■ WHAT YOU SHOULD DO
Reproduce the records below exactly as they appear.

■ DATA PROVIDED
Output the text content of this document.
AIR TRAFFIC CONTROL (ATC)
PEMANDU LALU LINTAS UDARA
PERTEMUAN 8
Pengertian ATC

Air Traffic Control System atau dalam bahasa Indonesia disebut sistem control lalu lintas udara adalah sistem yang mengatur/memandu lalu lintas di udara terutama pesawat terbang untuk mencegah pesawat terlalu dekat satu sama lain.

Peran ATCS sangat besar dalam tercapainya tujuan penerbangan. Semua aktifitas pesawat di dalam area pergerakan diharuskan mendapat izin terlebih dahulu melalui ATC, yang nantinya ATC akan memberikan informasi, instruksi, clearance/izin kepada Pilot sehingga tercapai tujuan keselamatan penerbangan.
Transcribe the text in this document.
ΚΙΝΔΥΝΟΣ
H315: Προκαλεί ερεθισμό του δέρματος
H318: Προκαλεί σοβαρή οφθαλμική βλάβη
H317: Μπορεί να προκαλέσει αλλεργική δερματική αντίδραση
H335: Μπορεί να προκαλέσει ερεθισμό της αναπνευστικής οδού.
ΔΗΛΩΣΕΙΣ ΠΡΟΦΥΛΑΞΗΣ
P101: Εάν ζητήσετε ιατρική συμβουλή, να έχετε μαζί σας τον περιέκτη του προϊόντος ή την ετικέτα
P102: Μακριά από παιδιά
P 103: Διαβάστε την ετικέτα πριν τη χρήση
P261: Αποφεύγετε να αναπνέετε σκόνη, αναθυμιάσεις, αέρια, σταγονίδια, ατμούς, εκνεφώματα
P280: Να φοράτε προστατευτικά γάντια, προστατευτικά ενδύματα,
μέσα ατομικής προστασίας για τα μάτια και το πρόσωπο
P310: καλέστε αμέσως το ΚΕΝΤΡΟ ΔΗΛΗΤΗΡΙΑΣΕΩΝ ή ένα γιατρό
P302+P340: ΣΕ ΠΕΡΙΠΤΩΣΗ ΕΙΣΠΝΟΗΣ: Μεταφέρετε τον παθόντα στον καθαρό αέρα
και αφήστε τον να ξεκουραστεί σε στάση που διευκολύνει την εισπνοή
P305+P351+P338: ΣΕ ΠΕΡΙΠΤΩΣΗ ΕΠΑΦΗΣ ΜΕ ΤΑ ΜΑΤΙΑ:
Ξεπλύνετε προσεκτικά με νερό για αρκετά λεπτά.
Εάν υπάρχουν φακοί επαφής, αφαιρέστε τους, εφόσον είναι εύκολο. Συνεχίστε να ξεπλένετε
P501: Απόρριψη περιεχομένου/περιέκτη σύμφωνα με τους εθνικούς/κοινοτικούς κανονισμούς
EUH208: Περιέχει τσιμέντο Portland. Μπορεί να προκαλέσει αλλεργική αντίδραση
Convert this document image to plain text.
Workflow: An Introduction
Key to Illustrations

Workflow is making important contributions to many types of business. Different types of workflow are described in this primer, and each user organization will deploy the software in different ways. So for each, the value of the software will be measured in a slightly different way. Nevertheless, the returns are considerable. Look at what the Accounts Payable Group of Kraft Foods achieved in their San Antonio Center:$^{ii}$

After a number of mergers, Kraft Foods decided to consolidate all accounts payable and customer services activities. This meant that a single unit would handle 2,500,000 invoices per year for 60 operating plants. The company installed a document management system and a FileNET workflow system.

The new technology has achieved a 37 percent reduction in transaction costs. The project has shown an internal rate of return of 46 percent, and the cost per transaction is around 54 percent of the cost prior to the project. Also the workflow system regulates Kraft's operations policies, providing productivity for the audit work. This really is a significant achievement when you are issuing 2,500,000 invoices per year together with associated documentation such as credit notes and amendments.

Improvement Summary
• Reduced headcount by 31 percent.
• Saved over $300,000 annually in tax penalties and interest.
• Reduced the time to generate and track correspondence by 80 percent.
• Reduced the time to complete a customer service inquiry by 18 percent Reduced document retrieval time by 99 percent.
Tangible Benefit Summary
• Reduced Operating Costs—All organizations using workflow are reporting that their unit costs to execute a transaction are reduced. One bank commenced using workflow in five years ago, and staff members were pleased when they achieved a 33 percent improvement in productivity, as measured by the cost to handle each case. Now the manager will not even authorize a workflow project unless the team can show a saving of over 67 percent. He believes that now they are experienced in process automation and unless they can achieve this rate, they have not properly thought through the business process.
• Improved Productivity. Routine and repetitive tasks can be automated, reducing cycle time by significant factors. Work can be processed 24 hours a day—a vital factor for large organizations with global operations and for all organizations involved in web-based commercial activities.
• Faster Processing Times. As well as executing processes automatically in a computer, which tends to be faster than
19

■ OUTPUT OF THE EXERCISE
Output the text content of this document.
AIR TRAFFIC CONTROL (ATC)
PEMANDU LALU LINTAS UDARA
PERTEMUAN 8
Pengertian ATC

Air Traffic Control System atau dalam bahasa Indonesia disebut sistem control lalu lintas udara adalah sistem yang mengatur/memandu lalu lintas di udara terutama pesawat terbang untuk mencegah pesawat terlalu dekat satu sama lain.

Peran ATCS sangat besar dalam tercapainya tujuan penerbangan. Semua aktifitas pesawat di dalam area pergerakan diharuskan mendapat izin terlebih dahulu melalui ATC, yang nantinya ATC akan memberikan informasi, instruksi, clearance/izin kepada Pilot sehingga tercapai tujuan keselamatan penerbangan.
Transcribe the text in this document.
ΚΙΝΔΥΝΟΣ
H315: Προκαλεί ερεθισμό του δέρματος
H318: Προκαλεί σοβαρή οφθαλμική βλάβη
H317: Μπορεί να προκαλέσει αλλεργική δερματική αντίδραση
H335: Μπορεί να προκαλέσει ερεθισμό της αναπνευστικής οδού.
ΔΗΛΩΣΕΙΣ ΠΡΟΦΥΛΑΞΗΣ
P101: Εάν ζητήσετε ιατρική συμβουλή, να έχετε μαζί σας τον περιέκτη του προϊόντος ή την ετικέτα
P102: Μακριά από παιδιά
P 103: Διαβάστε την ετικέτα πριν τη χρήση
P261: Αποφεύγετε να αναπνέετε σκόνη, αναθυμιάσεις, αέρια, σταγονίδια, ατμούς, εκνεφώματα
P280: Να φοράτε προστατευτικά γάντια, προστατευτικά ενδύματα,
μέσα ατομικής προστασίας για τα μάτια και το πρόσωπο
P310: καλέστε αμέσως το ΚΕΝΤΡΟ ΔΗΛΗΤΗΡΙΑΣΕΩΝ ή ένα γιατρό
P302+P340: ΣΕ ΠΕΡΙΠΤΩΣΗ ΕΙΣΠΝΟΗΣ: Μεταφέρετε τον παθόντα στον καθαρό αέρα
και αφήστε τον να ξεκουραστεί σε στάση που διευκολύνει την εισπνοή
P305+P351+P338: ΣΕ ΠΕΡΙΠΤΩΣΗ ΕΠΑΦΗΣ ΜΕ ΤΑ ΜΑΤΙΑ:
Ξεπλύνετε προσεκτικά με νερό για αρκετά λεπτά.
Εάν υπάρχουν φακοί επαφής, αφαιρέστε τους, εφόσον είναι εύκολο. Συνεχίστε να ξεπλένετε
P501: Απόρριψη περιεχομένου/περιέκτη σύμφωνα με τους εθνικούς/κοινοτικούς κανονισμούς
EUH208: Περιέχει τσιμέντο Portland. Μπορεί να προκαλέσει αλλεργική αντίδραση
Convert this document image to plain text.
Workflow: An Introduction
Key to Illustrations

Workflow is making important contributions to many types of business. Different types of workflow are described in this primer, and each user organization will deploy the software in different ways. So for each, the value of the software will be measured in a slightly different way. Nevertheless, the returns are considerable. Look at what the Accounts Payable Group of Kraft Foods achieved in their San Antonio Center:$^{ii}$

After a number of mergers, Kraft Foods decided to consolidate all accounts payable and customer services activities. This meant that a single unit would handle 2,500,000 invoices per year for 60 operating plants. The company installed a document management system and a FileNET workflow system.

The new technology has achieved a 37 percent reduction in transaction costs. The project has shown an internal rate of return of 46 percent, and the cost per transaction is around 54 percent of the cost prior to the project. Also the workflow system regulates Kraft's operations policies, providing productivity for the audit work. This really is a significant achievement when you are issuing 2,500,000 invoices per year together with associated documentation such as credit notes and amendments.

Improvement Summary
• Reduced headcount by 31 percent.
• Saved over $300,000 annually in tax penalties and interest.
• Reduced the time to generate and track correspondence by 80 percent.
• Reduced the time to complete a customer service inquiry by 18 percent Reduced document retrieval time by 99 percent.
Tangible Benefit Summary
• Reduced Operating Costs—All organizations using workflow are reporting that their unit costs to execute a transaction are reduced. One bank commenced using workflow in five years ago, and staff members were pleased when they achieved a 33 percent improvement in productivity, as measured by the cost to handle each case. Now the manager will not even authorize a workflow project unless the team can show a saving of over 67 percent. He believes that now they are experienced in process automation and unless they can achieve this rate, they have not properly thought through the business process.
• Improved Productivity. Routine and repetitive tasks can be automated, reducing cycle time by significant factors. Work can be processed 24 hours a day—a vital factor for large organizations with global operations and for all organizations involved in web-based commercial activities.
• Faster Processing Times. As well as executing processes automatically in a computer, which tends to be faster than
19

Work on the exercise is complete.